▶ _Task details_: Count every line of these entries that holds the word "this", and reply with the number only.

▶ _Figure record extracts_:
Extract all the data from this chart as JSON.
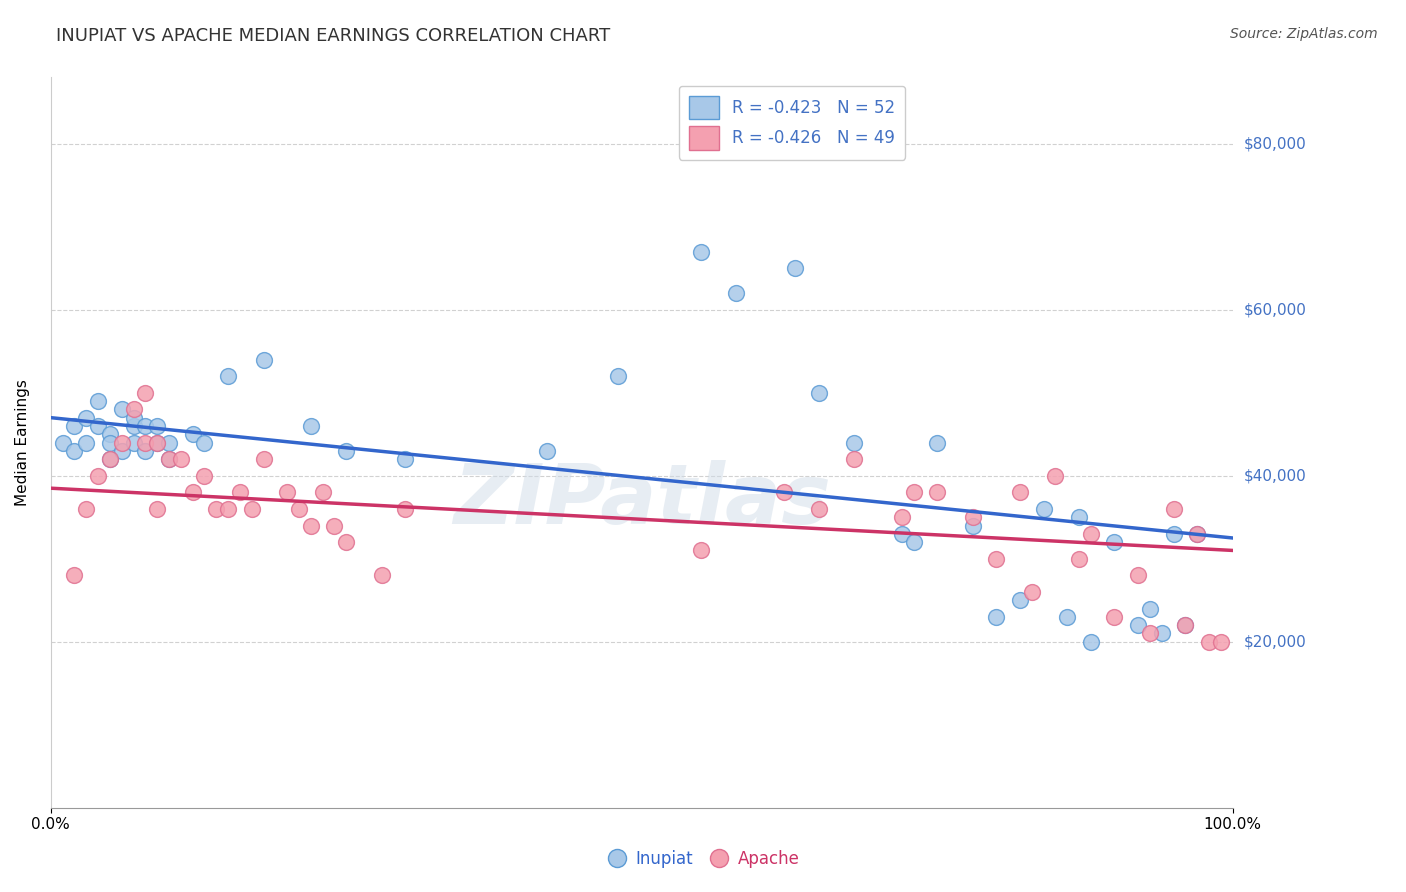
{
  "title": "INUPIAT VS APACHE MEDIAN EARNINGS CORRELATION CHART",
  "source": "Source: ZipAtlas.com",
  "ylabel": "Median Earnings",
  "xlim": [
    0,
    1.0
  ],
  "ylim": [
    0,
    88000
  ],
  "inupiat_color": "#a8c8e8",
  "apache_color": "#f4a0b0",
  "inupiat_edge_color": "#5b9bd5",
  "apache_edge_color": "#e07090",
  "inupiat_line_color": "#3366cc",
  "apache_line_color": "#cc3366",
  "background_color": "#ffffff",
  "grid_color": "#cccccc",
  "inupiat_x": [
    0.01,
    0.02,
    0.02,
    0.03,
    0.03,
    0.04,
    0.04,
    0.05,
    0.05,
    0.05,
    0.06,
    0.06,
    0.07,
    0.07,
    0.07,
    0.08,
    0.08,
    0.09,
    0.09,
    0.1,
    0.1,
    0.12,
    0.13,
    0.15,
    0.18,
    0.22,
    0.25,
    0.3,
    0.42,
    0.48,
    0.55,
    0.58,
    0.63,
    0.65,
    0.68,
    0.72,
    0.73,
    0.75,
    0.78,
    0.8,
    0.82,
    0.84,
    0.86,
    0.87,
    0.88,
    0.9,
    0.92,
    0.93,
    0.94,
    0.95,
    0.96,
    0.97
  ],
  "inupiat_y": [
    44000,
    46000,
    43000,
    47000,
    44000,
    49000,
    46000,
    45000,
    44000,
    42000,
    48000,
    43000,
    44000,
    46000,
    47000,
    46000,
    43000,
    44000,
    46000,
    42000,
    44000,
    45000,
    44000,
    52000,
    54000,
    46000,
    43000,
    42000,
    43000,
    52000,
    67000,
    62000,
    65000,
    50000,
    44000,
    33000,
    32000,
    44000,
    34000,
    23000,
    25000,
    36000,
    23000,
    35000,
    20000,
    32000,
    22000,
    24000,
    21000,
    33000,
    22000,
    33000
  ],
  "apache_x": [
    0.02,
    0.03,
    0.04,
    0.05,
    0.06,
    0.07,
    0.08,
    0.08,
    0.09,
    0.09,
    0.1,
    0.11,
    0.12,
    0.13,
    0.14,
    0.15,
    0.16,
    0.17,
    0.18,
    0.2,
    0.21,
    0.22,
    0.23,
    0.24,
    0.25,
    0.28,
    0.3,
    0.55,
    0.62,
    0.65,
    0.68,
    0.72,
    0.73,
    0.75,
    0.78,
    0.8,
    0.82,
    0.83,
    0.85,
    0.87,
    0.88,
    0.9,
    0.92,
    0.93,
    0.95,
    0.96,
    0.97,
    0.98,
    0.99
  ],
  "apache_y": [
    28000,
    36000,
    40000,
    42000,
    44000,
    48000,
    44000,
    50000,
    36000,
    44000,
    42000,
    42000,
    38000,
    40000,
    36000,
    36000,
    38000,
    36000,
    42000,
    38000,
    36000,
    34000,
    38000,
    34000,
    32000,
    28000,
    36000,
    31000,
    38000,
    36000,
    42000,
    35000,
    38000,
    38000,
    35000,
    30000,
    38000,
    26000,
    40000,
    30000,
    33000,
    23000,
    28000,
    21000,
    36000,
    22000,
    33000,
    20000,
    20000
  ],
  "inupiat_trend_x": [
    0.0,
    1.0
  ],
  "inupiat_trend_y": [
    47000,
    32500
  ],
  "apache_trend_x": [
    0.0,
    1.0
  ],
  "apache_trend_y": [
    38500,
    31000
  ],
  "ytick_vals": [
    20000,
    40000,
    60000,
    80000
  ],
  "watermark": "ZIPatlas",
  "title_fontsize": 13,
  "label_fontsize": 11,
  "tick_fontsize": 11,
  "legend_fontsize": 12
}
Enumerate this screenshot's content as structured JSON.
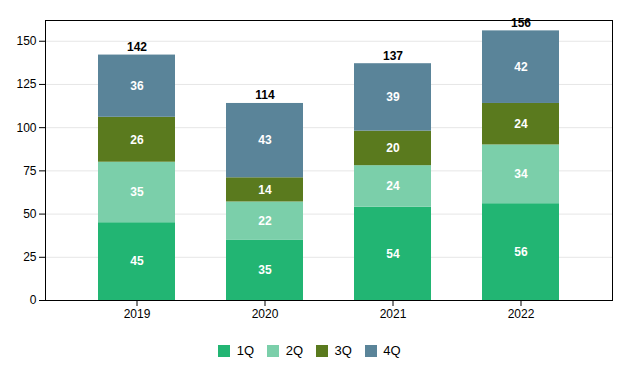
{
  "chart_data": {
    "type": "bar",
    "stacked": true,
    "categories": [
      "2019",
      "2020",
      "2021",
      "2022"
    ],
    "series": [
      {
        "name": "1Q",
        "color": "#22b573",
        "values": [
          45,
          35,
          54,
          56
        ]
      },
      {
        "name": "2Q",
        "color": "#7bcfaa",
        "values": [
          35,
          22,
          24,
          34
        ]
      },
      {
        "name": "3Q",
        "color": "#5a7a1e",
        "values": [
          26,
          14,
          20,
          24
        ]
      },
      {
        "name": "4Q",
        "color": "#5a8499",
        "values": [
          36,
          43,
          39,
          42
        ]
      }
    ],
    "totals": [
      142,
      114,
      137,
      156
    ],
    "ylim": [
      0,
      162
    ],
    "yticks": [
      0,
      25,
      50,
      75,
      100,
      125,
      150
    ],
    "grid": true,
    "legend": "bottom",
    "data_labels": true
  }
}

▶ _Expected output_: 2